__Instructions to follow__
The lines needed are those below that contain the word "Magnesium"; copy each one.

__Source data__
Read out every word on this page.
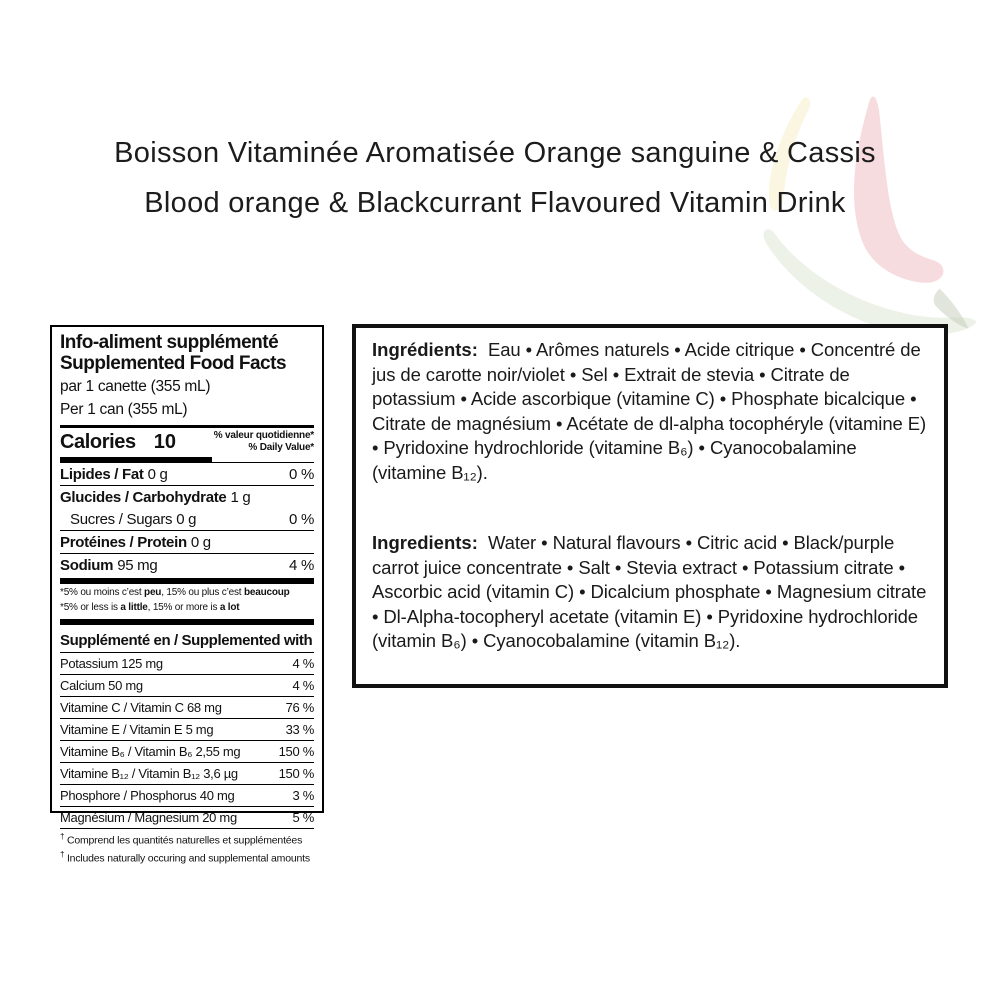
Boisson Vitaminée Aromatisée Orange sanguine & Cassis
Blood orange & Blackcurrant Flavoured Vitamin Drink
Info-aliment supplémenté
Supplemented Food Facts
par 1 canette (355 mL)
Per 1 can (355 mL)
Calories 10	% valeur quotidienne*
% Daily Value*
Lipides / Fat 0 g	0 %
Glucides / Carbohydrate 1 g
Sucres / Sugars 0 g	0 %
Protéines / Protein 0 g
Sodium 95 mg	4 %
*5% ou moins c’est peu, 15% ou plus c’est beaucoup
*5% or less is a little, 15% or more is a lot
Supplémenté en / Supplemented with
Potassium 125 mg	4 %
Calcium 50 mg	4 %
Vitamine C / Vitamin C 68 mg	76 %
Vitamine E / Vitamin E 5 mg	33 %
Vitamine B₆ / Vitamin B₆ 2,55 mg	150 %
Vitamine B₁₂ / Vitamin B₁₂ 3,6 µg	150 %
Phosphore / Phosphorus 40 mg	3 %
Magnésium / Magnesium 20 mg	5 %
† Comprend les quantités naturelles et supplémentées
† Includes naturally occuring and supplemental amounts

Ingrédients: Eau • Arômes naturels • Acide citrique • Concentré de jus de carotte noir/violet • Sel • Extrait de stevia • Citrate de potassium • Acide ascorbique (vitamine C) • Phosphate bicalcique • Citrate de magnésium • Acétate de dl-alpha tocophéryle (vitamine E) • Pyridoxine hydrochloride (vitamine B₆) • Cyanocobalamine (vitamine B₁₂).

Ingredients: Water • Natural flavours • Citric acid • Black/purple carrot juice concentrate • Salt • Stevia extract • Potassium citrate • Ascorbic acid (vitamin C) • Dicalcium phosphate • Magnesium citrate • Dl-Alpha-tocopheryl acetate (vitamin E) • Pyridoxine hydrochloride (vitamin B₆) • Cyanocobalamine (vitamin B₁₂).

__Result for this exercise__
Magnésium / Magnesium 20 mg	5 %
Ingredients: Water • Natural flavours • Citric acid • Black/purple carrot juice concentrate • Salt • Stevia extract • Potassium citrate • Ascorbic acid (vitamin C) • Dicalcium phosphate • Magnesium citrate • Dl-Alpha-tocopheryl acetate (vitamin E) • Pyridoxine hydrochloride (vitamin B₆) • Cyanocobalamine (vitamin B₁₂).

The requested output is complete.